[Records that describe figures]
◆ ◆ ◆ ◆ ◆
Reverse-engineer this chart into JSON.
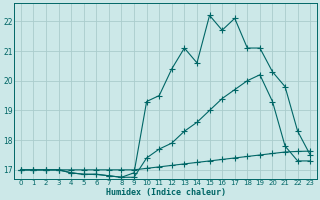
{
  "title": "",
  "xlabel": "Humidex (Indice chaleur)",
  "ylabel": "",
  "bg_color": "#cce8e8",
  "grid_color": "#aacccc",
  "line_color": "#006666",
  "xlim": [
    -0.5,
    23.5
  ],
  "ylim": [
    16.7,
    22.6
  ],
  "yticks": [
    17,
    18,
    19,
    20,
    21,
    22
  ],
  "xticks": [
    0,
    1,
    2,
    3,
    4,
    5,
    6,
    7,
    8,
    9,
    10,
    11,
    12,
    13,
    14,
    15,
    16,
    17,
    18,
    19,
    20,
    21,
    22,
    23
  ],
  "series1_x": [
    0,
    1,
    2,
    3,
    4,
    5,
    6,
    7,
    8,
    9,
    10,
    11,
    12,
    13,
    14,
    15,
    16,
    17,
    18,
    19,
    20,
    21,
    22,
    23
  ],
  "series1_y": [
    17.0,
    17.0,
    17.0,
    17.0,
    17.0,
    17.0,
    17.0,
    17.0,
    17.0,
    17.0,
    17.05,
    17.1,
    17.15,
    17.2,
    17.25,
    17.3,
    17.35,
    17.4,
    17.45,
    17.5,
    17.55,
    17.6,
    17.62,
    17.63
  ],
  "series2_x": [
    0,
    1,
    2,
    3,
    4,
    5,
    6,
    7,
    8,
    9,
    10,
    11,
    12,
    13,
    14,
    15,
    16,
    17,
    18,
    19,
    20,
    21,
    22,
    23
  ],
  "series2_y": [
    17.0,
    17.0,
    17.0,
    17.0,
    16.9,
    16.85,
    16.85,
    16.8,
    16.75,
    16.75,
    17.4,
    17.7,
    17.9,
    18.3,
    18.6,
    19.0,
    19.4,
    19.7,
    20.0,
    20.2,
    19.3,
    17.8,
    17.3,
    17.3
  ],
  "series3_x": [
    0,
    1,
    2,
    3,
    4,
    5,
    6,
    7,
    8,
    9,
    10,
    11,
    12,
    13,
    14,
    15,
    16,
    17,
    18,
    19,
    20,
    21,
    22,
    23
  ],
  "series3_y": [
    17.0,
    17.0,
    17.0,
    17.0,
    16.9,
    16.85,
    16.85,
    16.8,
    16.75,
    16.9,
    19.3,
    19.5,
    20.4,
    21.1,
    20.6,
    22.2,
    21.7,
    22.1,
    21.1,
    21.1,
    20.3,
    19.8,
    18.3,
    17.5
  ]
}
◆ ◆ ◆ ◆ ◆
[DIRECTIONS]: Write the listing above out again exactly, dropping each image.

[THE REPLY]:
Reverse-engineer this chart into JSON.
{
  "title": "",
  "xlabel": "Humidex (Indice chaleur)",
  "ylabel": "",
  "bg_color": "#cce8e8",
  "grid_color": "#aacccc",
  "line_color": "#006666",
  "xlim": [
    -0.5,
    23.5
  ],
  "ylim": [
    16.7,
    22.6
  ],
  "yticks": [
    17,
    18,
    19,
    20,
    21,
    22
  ],
  "xticks": [
    0,
    1,
    2,
    3,
    4,
    5,
    6,
    7,
    8,
    9,
    10,
    11,
    12,
    13,
    14,
    15,
    16,
    17,
    18,
    19,
    20,
    21,
    22,
    23
  ],
  "series1_x": [
    0,
    1,
    2,
    3,
    4,
    5,
    6,
    7,
    8,
    9,
    10,
    11,
    12,
    13,
    14,
    15,
    16,
    17,
    18,
    19,
    20,
    21,
    22,
    23
  ],
  "series1_y": [
    17.0,
    17.0,
    17.0,
    17.0,
    17.0,
    17.0,
    17.0,
    17.0,
    17.0,
    17.0,
    17.05,
    17.1,
    17.15,
    17.2,
    17.25,
    17.3,
    17.35,
    17.4,
    17.45,
    17.5,
    17.55,
    17.6,
    17.62,
    17.63
  ],
  "series2_x": [
    0,
    1,
    2,
    3,
    4,
    5,
    6,
    7,
    8,
    9,
    10,
    11,
    12,
    13,
    14,
    15,
    16,
    17,
    18,
    19,
    20,
    21,
    22,
    23
  ],
  "series2_y": [
    17.0,
    17.0,
    17.0,
    17.0,
    16.9,
    16.85,
    16.85,
    16.8,
    16.75,
    16.75,
    17.4,
    17.7,
    17.9,
    18.3,
    18.6,
    19.0,
    19.4,
    19.7,
    20.0,
    20.2,
    19.3,
    17.8,
    17.3,
    17.3
  ],
  "series3_x": [
    0,
    1,
    2,
    3,
    4,
    5,
    6,
    7,
    8,
    9,
    10,
    11,
    12,
    13,
    14,
    15,
    16,
    17,
    18,
    19,
    20,
    21,
    22,
    23
  ],
  "series3_y": [
    17.0,
    17.0,
    17.0,
    17.0,
    16.9,
    16.85,
    16.85,
    16.8,
    16.75,
    16.9,
    19.3,
    19.5,
    20.4,
    21.1,
    20.6,
    22.2,
    21.7,
    22.1,
    21.1,
    21.1,
    20.3,
    19.8,
    18.3,
    17.5
  ]
}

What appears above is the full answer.